• Set tasks:
(A) Using the biography of Maurice Davis, answer the following, one per line:
(i) What is the American Family Foundation now called?
(ii) In what year did Davis found the Kentucky Committee on Desegregation?
(iii) What group did Davis found in 1972?
(B) Rewrite the part of the Maurice Davis biography from "Civil rights work" to "by President Johnson.", putting "marched" in place of "walked".

• Page extract:
--------------------------------------------------
Maurice Davis (December 15, 1921 – December 14, 1993) was a rabbi and activist. He served on the President's Commission on Equal Opportunity, in the Lyndon B. Johnson Administration and was a director of the American Family Foundation, now known as the International Cultic Studies Association. Davis was the rabbi of the Jewish Community Center of White Plains, New York and a regular contributor to The Jewish Post and Opinion.

Personal and family life
Rabbi Davis married Marion Cronbach, daughter of Rose Hentil and prominent reform rabbi and well-known pacifist (and Davis's teacher) Abraham Cronbach. Davis and his wife had two children, both went on to become rabbis.

Civil rights work

In 1952, Davis founded the Kentucky Committee on Desegregation. In 1965, he walked with Martin Luther King Jr. in Alabama, on the third of the Selma to Montgomery marches, and was appointed to the Equal Employment Opportunity Commission by President Johnson.

Anti-cult activity and opposition to the Unification Church
In 1970, when two of his congregants' children joined the Unification Church of the United States, Davis educated himself about the nature and methods of groups he considered to be cults. He assisted the parents of "cult children". Davis directed and appeared in the film, You Can Go Home Again, produced by the Union of American Hebrew Congregations. Davis reported that he observed commonalities among the young people he counseled who had joined the Unification Church. He found that most of them were dropouts from mainline churches or synagogues – and that they were on a quest for idealism, community and a sense of belonging.

In 1972, Davis founded the group Citizens Engaged in Reuniting Families (CERF), a national anti-Unification Church organization, which by 1976 was comprised 500 families. In November 1976, Rabbi Davis spoke at Temple Israel of Northern Westchester, New York, on "The Moon People And Our Children". He compared the Unification Church to the Hitler Youth and the Peoples Temple.

Activism for Judaism
In 1990, Davis criticized people who refer to themselves as Jews for Jesus, Hebrew Christians or Messianic Jews as being "devious" and "deceptive". He further stated that people who accept Jesus as the Messiah are, by definition, Christians and not Jewish.
--------------------------------------------------
• Recorded data:
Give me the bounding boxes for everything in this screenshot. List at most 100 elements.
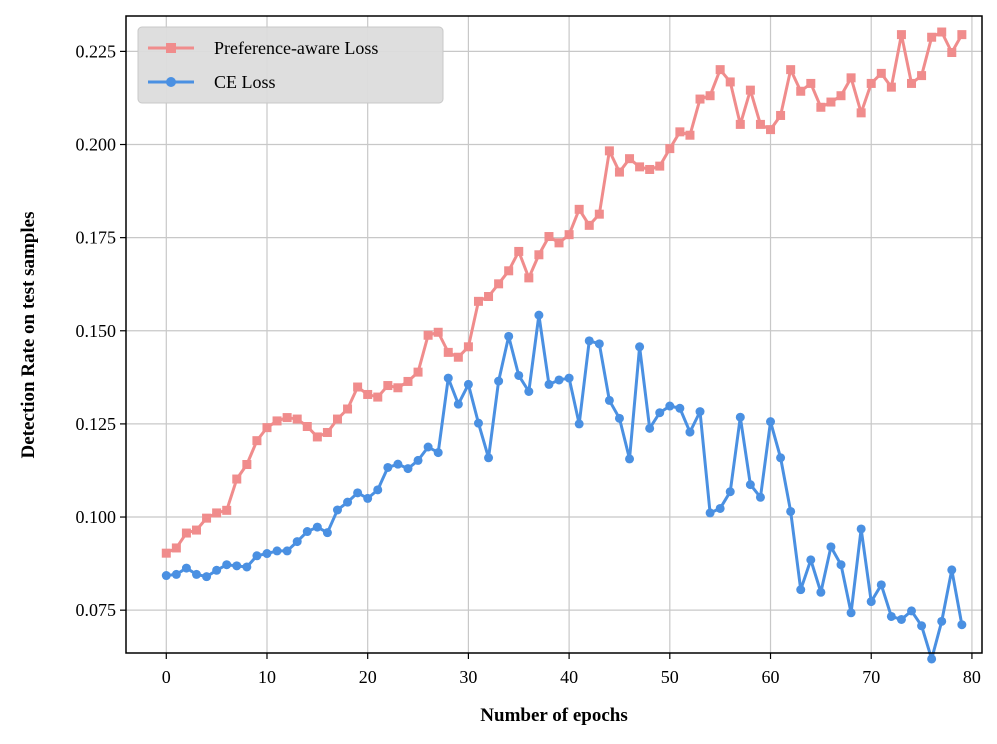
--------------------------------------------------
• Outputs for the tasks:
(A)
(i) The International Cultic Studies Association
(ii) 1952
(iii) Citizens Engaged in Reuniting Families (CERF)

(B)
Civil rights work

In 1952, Davis founded the Kentucky Committee on Desegregation. In 1965, he marched with Martin Luther King Jr. in Alabama, on the third of the Selma to Montgomery marches, and was appointed to the Equal Employment Opportunity Commission by President Johnson.